What this task involves: Give only the number of lines that hold the word "всего".

[A run of records]

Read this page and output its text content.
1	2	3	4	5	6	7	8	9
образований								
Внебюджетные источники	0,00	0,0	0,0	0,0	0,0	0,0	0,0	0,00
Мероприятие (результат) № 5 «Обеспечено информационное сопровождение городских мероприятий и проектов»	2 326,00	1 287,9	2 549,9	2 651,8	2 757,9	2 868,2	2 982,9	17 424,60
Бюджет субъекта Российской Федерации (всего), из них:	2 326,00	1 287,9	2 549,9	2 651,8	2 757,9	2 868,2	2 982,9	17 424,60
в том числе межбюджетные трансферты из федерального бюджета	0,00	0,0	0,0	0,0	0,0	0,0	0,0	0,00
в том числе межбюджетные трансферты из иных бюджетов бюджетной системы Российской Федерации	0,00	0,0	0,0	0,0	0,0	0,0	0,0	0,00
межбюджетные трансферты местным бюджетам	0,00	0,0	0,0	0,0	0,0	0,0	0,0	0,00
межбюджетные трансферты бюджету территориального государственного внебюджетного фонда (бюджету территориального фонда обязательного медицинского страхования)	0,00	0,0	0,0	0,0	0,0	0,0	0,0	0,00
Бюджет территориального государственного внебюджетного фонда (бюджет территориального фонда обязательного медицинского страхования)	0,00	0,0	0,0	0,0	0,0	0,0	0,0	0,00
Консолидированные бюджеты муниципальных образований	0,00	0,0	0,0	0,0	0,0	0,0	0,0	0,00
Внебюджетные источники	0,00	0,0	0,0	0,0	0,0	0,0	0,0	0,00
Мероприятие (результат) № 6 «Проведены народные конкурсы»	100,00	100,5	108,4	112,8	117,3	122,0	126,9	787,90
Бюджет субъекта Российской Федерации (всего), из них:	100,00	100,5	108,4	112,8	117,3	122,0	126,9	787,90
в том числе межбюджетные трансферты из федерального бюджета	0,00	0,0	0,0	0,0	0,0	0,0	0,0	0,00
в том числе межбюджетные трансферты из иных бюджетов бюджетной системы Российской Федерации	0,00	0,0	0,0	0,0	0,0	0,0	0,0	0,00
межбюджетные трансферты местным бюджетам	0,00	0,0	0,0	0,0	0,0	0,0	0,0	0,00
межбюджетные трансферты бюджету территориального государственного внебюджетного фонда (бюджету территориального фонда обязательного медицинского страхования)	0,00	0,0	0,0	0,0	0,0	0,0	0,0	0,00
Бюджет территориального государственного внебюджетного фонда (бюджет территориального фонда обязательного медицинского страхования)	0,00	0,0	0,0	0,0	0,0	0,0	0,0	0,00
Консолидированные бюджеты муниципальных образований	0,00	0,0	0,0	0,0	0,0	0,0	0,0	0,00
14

Result: 2